##### Dataset entries #####

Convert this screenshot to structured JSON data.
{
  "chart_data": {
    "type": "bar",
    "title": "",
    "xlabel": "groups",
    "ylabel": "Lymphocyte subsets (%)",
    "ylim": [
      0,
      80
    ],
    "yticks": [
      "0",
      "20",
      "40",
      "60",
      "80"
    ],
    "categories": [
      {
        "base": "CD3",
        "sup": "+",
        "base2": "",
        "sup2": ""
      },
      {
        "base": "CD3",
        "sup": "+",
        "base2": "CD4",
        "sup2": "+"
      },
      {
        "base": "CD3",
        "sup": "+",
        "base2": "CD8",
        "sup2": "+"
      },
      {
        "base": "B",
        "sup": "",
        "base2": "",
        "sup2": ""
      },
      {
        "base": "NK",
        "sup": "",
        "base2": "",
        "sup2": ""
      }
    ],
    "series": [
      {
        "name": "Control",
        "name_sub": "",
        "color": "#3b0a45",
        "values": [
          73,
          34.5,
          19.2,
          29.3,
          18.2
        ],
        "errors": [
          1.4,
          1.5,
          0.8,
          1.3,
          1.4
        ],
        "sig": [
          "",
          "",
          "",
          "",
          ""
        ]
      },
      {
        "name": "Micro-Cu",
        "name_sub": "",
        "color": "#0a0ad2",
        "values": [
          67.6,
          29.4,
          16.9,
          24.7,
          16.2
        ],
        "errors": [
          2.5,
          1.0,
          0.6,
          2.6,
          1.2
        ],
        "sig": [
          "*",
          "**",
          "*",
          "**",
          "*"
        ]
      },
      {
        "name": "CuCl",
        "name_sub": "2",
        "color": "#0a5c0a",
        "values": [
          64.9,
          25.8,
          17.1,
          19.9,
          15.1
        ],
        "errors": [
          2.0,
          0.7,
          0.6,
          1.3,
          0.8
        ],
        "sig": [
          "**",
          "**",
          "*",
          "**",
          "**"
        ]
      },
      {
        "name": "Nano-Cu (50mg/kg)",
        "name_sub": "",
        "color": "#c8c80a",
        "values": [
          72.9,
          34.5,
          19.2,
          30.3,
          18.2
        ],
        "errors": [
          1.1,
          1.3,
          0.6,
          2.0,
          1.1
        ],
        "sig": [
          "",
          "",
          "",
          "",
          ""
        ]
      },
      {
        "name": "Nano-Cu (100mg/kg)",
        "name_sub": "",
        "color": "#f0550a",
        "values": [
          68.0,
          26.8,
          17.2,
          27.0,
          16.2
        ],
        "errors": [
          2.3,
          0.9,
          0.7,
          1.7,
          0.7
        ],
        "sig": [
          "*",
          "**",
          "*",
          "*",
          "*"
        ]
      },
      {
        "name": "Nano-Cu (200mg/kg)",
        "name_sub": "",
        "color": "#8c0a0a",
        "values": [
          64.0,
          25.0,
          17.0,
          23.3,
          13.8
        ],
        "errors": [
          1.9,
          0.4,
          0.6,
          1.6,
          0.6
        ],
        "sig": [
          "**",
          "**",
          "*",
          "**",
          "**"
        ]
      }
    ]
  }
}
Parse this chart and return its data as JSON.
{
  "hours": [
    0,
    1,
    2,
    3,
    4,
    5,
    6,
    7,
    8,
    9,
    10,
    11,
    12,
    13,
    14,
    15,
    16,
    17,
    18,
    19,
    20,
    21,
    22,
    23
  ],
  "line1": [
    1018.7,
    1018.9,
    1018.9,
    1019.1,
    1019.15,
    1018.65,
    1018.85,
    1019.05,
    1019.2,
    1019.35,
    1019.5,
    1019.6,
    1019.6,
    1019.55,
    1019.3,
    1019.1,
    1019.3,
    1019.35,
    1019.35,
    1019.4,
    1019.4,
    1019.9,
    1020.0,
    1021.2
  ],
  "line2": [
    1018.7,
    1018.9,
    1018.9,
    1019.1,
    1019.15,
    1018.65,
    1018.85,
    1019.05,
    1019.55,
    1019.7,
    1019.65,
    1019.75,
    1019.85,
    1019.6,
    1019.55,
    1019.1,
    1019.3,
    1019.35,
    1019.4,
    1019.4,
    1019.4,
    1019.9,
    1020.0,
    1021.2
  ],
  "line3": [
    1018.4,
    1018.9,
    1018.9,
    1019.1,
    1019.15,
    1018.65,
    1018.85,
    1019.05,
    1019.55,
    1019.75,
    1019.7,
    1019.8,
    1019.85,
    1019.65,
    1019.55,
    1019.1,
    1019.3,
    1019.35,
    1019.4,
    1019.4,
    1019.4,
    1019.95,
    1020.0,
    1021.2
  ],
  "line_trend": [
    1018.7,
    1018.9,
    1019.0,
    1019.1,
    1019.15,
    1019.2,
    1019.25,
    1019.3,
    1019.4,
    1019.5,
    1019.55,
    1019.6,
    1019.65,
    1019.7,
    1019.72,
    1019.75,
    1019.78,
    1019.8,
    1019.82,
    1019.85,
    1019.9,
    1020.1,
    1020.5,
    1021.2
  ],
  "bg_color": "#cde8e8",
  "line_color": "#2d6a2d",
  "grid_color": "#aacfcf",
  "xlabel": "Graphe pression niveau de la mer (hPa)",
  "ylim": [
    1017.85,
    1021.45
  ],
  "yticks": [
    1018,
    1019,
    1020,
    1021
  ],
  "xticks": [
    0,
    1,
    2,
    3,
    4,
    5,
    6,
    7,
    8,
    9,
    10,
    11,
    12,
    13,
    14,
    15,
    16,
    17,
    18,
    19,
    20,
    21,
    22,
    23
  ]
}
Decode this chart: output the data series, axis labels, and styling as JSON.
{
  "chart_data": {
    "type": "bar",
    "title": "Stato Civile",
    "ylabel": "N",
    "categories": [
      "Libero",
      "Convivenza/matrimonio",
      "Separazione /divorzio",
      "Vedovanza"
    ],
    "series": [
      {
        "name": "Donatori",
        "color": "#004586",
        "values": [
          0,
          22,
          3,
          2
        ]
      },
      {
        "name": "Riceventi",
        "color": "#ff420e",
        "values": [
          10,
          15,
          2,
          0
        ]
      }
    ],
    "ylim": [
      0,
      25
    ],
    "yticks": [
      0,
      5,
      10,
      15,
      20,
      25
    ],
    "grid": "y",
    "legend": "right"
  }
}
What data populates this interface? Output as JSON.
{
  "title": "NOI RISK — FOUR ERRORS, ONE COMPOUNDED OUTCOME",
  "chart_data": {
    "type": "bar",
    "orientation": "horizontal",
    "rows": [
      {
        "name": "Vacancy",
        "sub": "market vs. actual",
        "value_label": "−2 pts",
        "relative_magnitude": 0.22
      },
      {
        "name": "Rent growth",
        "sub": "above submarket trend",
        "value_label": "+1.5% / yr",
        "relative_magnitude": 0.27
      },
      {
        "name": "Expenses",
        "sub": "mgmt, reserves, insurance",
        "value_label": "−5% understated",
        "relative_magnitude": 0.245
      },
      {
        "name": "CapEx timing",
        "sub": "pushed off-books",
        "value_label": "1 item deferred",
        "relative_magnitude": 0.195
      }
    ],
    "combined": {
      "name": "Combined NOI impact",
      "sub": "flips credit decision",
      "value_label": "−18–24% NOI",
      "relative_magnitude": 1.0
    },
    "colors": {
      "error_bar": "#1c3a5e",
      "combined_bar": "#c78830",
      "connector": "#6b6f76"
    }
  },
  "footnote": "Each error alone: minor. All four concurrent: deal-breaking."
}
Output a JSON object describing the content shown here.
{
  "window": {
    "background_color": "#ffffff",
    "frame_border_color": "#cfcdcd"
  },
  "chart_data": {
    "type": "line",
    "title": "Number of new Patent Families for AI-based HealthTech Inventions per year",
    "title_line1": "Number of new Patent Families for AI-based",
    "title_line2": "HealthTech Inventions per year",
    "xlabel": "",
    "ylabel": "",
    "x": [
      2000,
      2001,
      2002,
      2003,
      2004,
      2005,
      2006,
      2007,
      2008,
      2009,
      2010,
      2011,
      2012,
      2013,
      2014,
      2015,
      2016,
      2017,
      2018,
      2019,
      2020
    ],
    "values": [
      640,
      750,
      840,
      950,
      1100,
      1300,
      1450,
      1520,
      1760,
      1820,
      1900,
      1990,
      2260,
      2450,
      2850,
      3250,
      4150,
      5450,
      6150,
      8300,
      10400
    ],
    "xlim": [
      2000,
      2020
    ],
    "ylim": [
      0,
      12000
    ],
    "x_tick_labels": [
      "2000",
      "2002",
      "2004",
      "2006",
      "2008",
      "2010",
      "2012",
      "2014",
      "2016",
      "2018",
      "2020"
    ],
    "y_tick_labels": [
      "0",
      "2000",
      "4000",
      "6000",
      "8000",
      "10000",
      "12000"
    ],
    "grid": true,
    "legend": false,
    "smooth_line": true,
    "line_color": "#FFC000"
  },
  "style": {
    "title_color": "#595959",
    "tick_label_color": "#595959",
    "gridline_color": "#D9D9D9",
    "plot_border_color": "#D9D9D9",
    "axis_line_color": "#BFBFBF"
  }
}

#####

Problem description
Look through the records and count each line that holds "based". Write only the total.

Written answer
2